Exercise description: Look through the data below. Show each line where the string "this" occurs.

Material provided:

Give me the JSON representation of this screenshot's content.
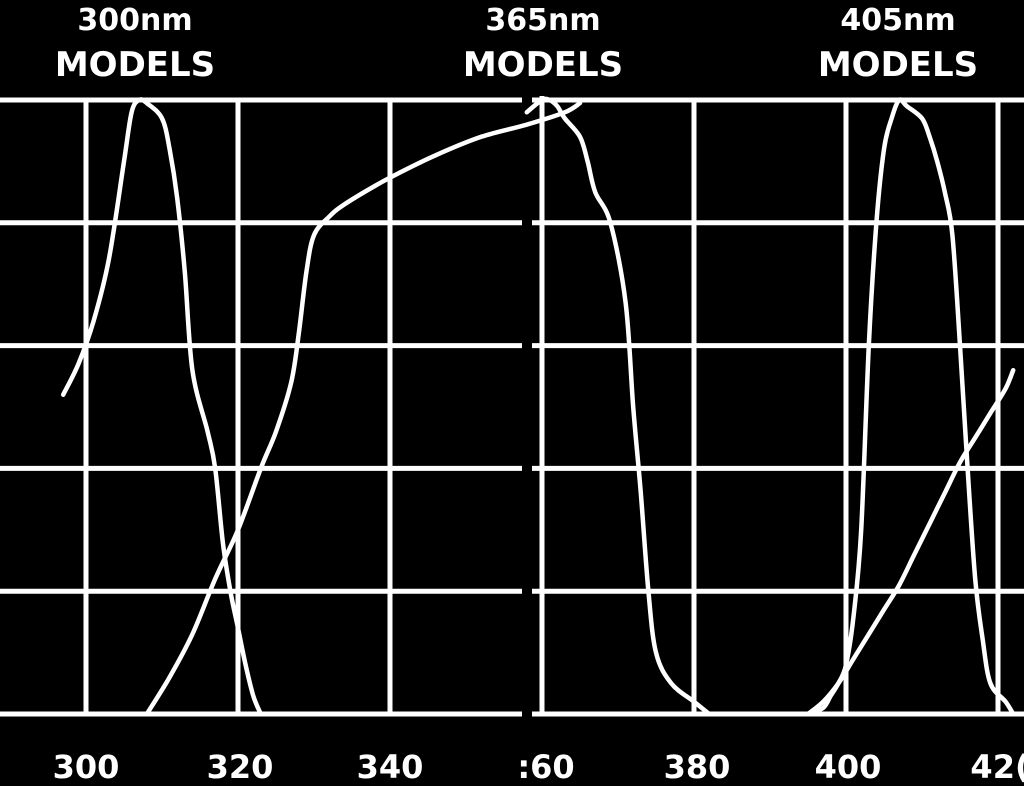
{
  "chart_data": {
    "type": "line",
    "title": "",
    "xlabel": "",
    "ylabel": "",
    "grid": true,
    "xlim": [
      297,
      422
    ],
    "ylim": [
      0,
      100
    ],
    "x_ticks": [
      "300",
      "320",
      "340",
      ":60",
      "380",
      "400",
      "42("
    ],
    "panels": [
      {
        "label_line1": "300nm",
        "label_line2": "MODELS",
        "xlim": [
          297,
          366
        ],
        "series": [
          {
            "points": [
              [
                308,
                0
              ],
              [
                311,
                6
              ],
              [
                314,
                13
              ],
              [
                317,
                22
              ],
              [
                320,
                30
              ],
              [
                323,
                40
              ],
              [
                325,
                46
              ],
              [
                327,
                54
              ],
              [
                328,
                62
              ],
              [
                329,
                72
              ],
              [
                330,
                78
              ],
              [
                332,
                81
              ],
              [
                334,
                83
              ],
              [
                338,
                86
              ],
              [
                341,
                88
              ],
              [
                346,
                91
              ],
              [
                352,
                94
              ],
              [
                358,
                96
              ],
              [
                363,
                98
              ],
              [
                365,
                99.5
              ]
            ]
          },
          {
            "points": [
              [
                297,
                52
              ],
              [
                299,
                57
              ],
              [
                301,
                64
              ],
              [
                303,
                74
              ],
              [
                305,
                90
              ],
              [
                306,
                98
              ],
              [
                307,
                100
              ],
              [
                308,
                99.5
              ],
              [
                310,
                97
              ],
              [
                311,
                92
              ],
              [
                312,
                84
              ],
              [
                313,
                72
              ],
              [
                314,
                56
              ],
              [
                316,
                46
              ],
              [
                317,
                40
              ],
              [
                318,
                28
              ],
              [
                319,
                20
              ],
              [
                320,
                14
              ],
              [
                321,
                8
              ],
              [
                322,
                3
              ],
              [
                323,
                0
              ]
            ]
          }
        ]
      },
      {
        "label_line1": "365nm",
        "label_line2": "MODELS",
        "xlim": [
          358,
          382
        ],
        "series": [
          {
            "points": [
              [
                358,
                98
              ],
              [
                360,
                100
              ],
              [
                361,
                100
              ],
              [
                362,
                99
              ],
              [
                363,
                97
              ],
              [
                365,
                94
              ],
              [
                366,
                90
              ],
              [
                367,
                85
              ],
              [
                369,
                80
              ],
              [
                371,
                67
              ],
              [
                372,
                50
              ],
              [
                373,
                36
              ],
              [
                374,
                20
              ],
              [
                375,
                10
              ],
              [
                377,
                5
              ],
              [
                380,
                2
              ],
              [
                382,
                0
              ]
            ]
          }
        ]
      },
      {
        "label_line1": "405nm",
        "label_line2": "MODELS",
        "xlim": [
          395,
          422
        ],
        "series": [
          {
            "points": [
              [
                395,
                0
              ],
              [
                397,
                1
              ],
              [
                398,
                3
              ],
              [
                399,
                5
              ],
              [
                400,
                8
              ],
              [
                401,
                16
              ],
              [
                402,
                30
              ],
              [
                403,
                60
              ],
              [
                404,
                80
              ],
              [
                405,
                92
              ],
              [
                406,
                97
              ],
              [
                407,
                100
              ],
              [
                408,
                99
              ],
              [
                410,
                97
              ],
              [
                411,
                94
              ],
              [
                412,
                90
              ],
              [
                413,
                85
              ],
              [
                414,
                78
              ],
              [
                415,
                60
              ],
              [
                416,
                40
              ],
              [
                417,
                22
              ],
              [
                418,
                12
              ],
              [
                419,
                5
              ],
              [
                421,
                2
              ],
              [
                422,
                0
              ]
            ]
          },
          {
            "points": [
              [
                395,
                0
              ],
              [
                397,
                2
              ],
              [
                399,
                5
              ],
              [
                401,
                9
              ],
              [
                403,
                13
              ],
              [
                405,
                17
              ],
              [
                407,
                21
              ],
              [
                409,
                26
              ],
              [
                411,
                31
              ],
              [
                413,
                36
              ],
              [
                415,
                41
              ],
              [
                417,
                45
              ],
              [
                419,
                49
              ],
              [
                421,
                53
              ],
              [
                422,
                56
              ]
            ]
          }
        ]
      }
    ]
  }
}
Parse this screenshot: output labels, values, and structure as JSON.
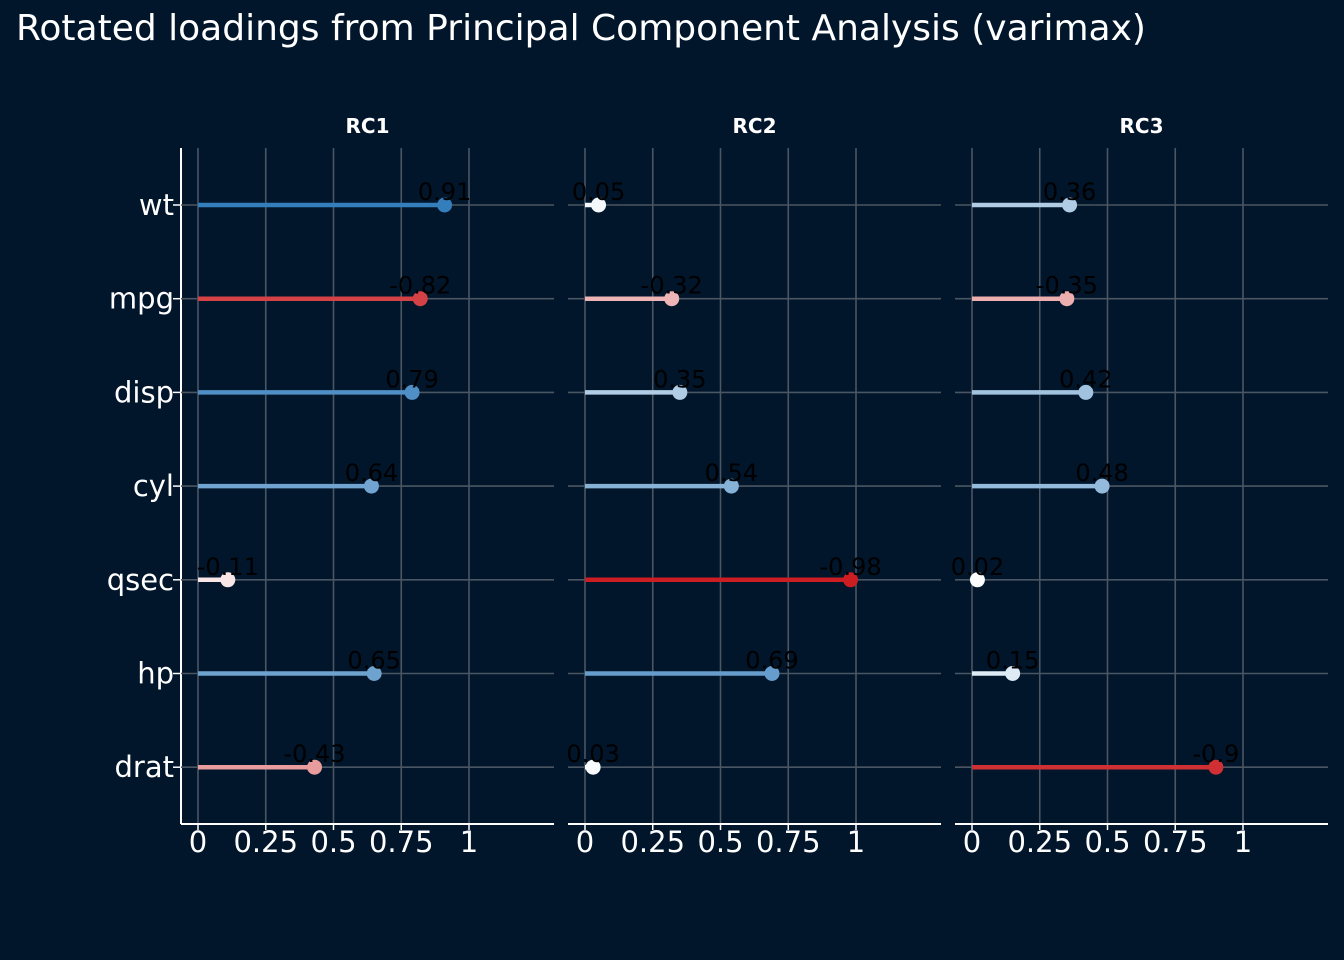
{
  "title": "Rotated loadings from Principal Component Analysis (varimax)",
  "chart_data": {
    "type": "lollipop",
    "facets": [
      "RC1",
      "RC2",
      "RC3"
    ],
    "variables": [
      "wt",
      "mpg",
      "disp",
      "cyl",
      "qsec",
      "hp",
      "drat"
    ],
    "x_axis": {
      "ticks": [
        0,
        0.25,
        0.5,
        0.75,
        1
      ],
      "tick_labels": [
        "0",
        "0.25",
        "0.5",
        "0.75",
        "1"
      ],
      "range": [
        -0.06,
        1.25
      ],
      "measure": "absolute loading"
    },
    "loadings": {
      "RC1": [
        0.91,
        -0.82,
        0.79,
        0.64,
        -0.11,
        0.65,
        -0.43
      ],
      "RC2": [
        0.05,
        -0.32,
        0.35,
        0.54,
        -0.98,
        0.69,
        0.03
      ],
      "RC3": [
        0.36,
        -0.35,
        0.42,
        0.48,
        0.02,
        0.15,
        -0.9
      ]
    },
    "labels": {
      "RC1": [
        "0.91",
        "-0.82",
        "0.79",
        "0.64",
        "-0.11",
        "0.65",
        "-0.43"
      ],
      "RC2": [
        "0.05",
        "-0.32",
        "0.35",
        "0.54",
        "-0.98",
        "0.69",
        "0.03"
      ],
      "RC3": [
        "0.36",
        "-0.35",
        "0.42",
        "0.48",
        "0.02",
        "0.15",
        "-0.9"
      ]
    },
    "color_scale": "diverging red (negative) - white (zero) - blue (positive)",
    "grid": true,
    "legend": "none"
  }
}
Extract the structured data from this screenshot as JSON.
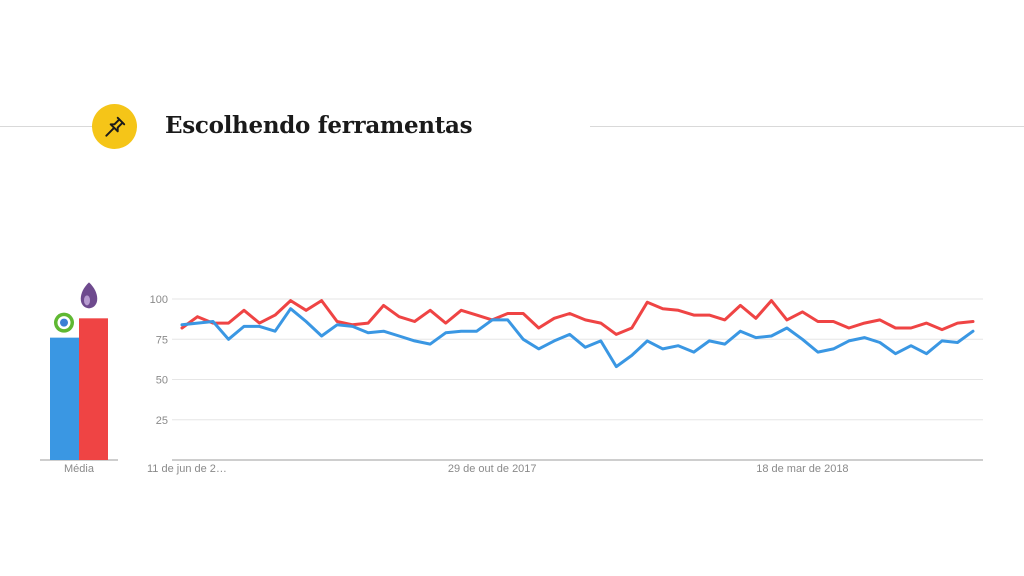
{
  "slide": {
    "title": "Escolhendo ferramentas",
    "title_icon": "pushpin-icon",
    "accent_color": "#f5c518"
  },
  "chart_data": {
    "type": "line",
    "average_panel": {
      "label": "Média",
      "bars": [
        {
          "logo": "blue-green-circle-logo",
          "color": "#3a97e3",
          "value": 76
        },
        {
          "logo": "purple-drop-logo",
          "color": "#ef4444",
          "value": 88
        }
      ]
    },
    "y_ticks": [
      25,
      50,
      75,
      100
    ],
    "ylim": [
      0,
      100
    ],
    "x_tick_labels": [
      "11 de jun de 2…",
      "29 de out de 2017",
      "18 de mar de 2018"
    ],
    "x_tick_index": [
      0,
      20,
      40
    ],
    "grid": true,
    "series": [
      {
        "color": "#ef4444",
        "values": [
          82,
          89,
          85,
          85,
          93,
          85,
          90,
          99,
          93,
          99,
          86,
          84,
          85,
          96,
          89,
          86,
          93,
          85,
          93,
          90,
          87,
          91,
          91,
          82,
          88,
          91,
          87,
          85,
          78,
          82,
          98,
          94,
          93,
          90,
          90,
          87,
          96,
          88,
          99,
          87,
          92,
          86,
          86,
          82,
          85,
          87,
          82,
          82,
          85,
          81,
          85,
          86
        ]
      },
      {
        "color": "#3a97e3",
        "values": [
          84,
          85,
          86,
          75,
          83,
          83,
          80,
          94,
          86,
          77,
          84,
          83,
          79,
          80,
          77,
          74,
          72,
          79,
          80,
          80,
          87,
          87,
          75,
          69,
          74,
          78,
          70,
          74,
          58,
          65,
          74,
          69,
          71,
          67,
          74,
          72,
          80,
          76,
          77,
          82,
          75,
          67,
          69,
          74,
          76,
          73,
          66,
          71,
          66,
          74,
          73,
          80
        ]
      }
    ]
  }
}
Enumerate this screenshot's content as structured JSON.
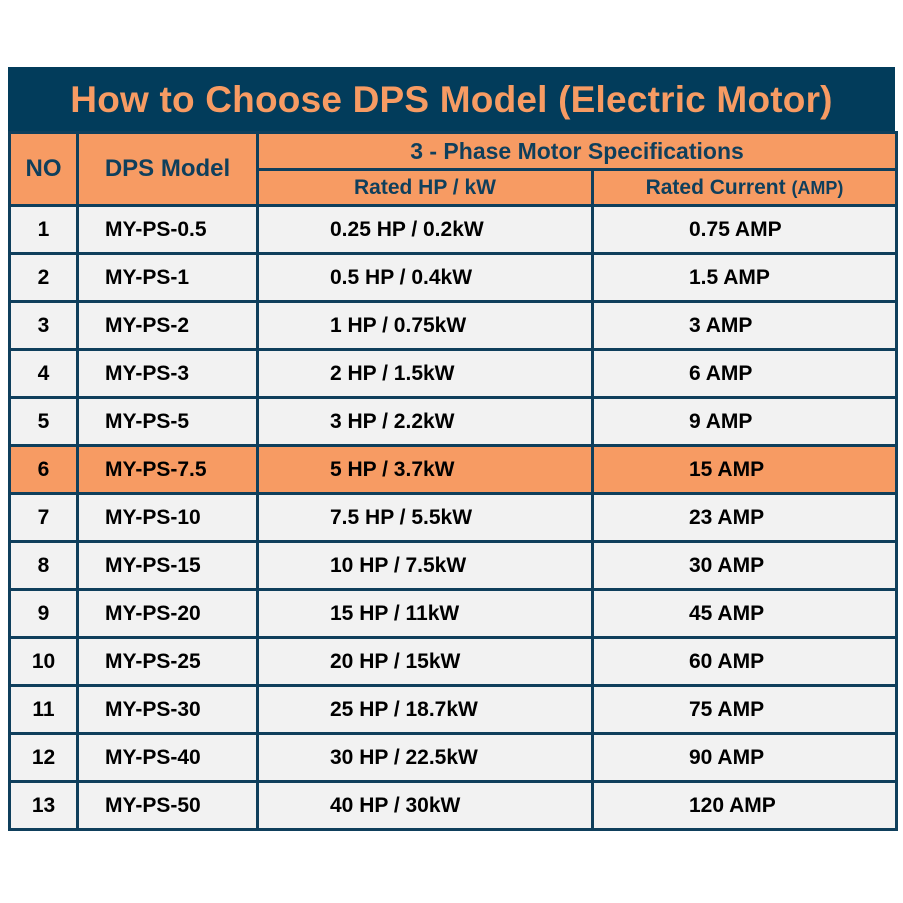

Response to the task:
Give me the JSON representation of this screenshot's content.
Parse this screenshot: output labels, values, and structure as JSON.
Extract the structured data from this screenshot as JSON.
Enumerate this screenshot's content as structured JSON.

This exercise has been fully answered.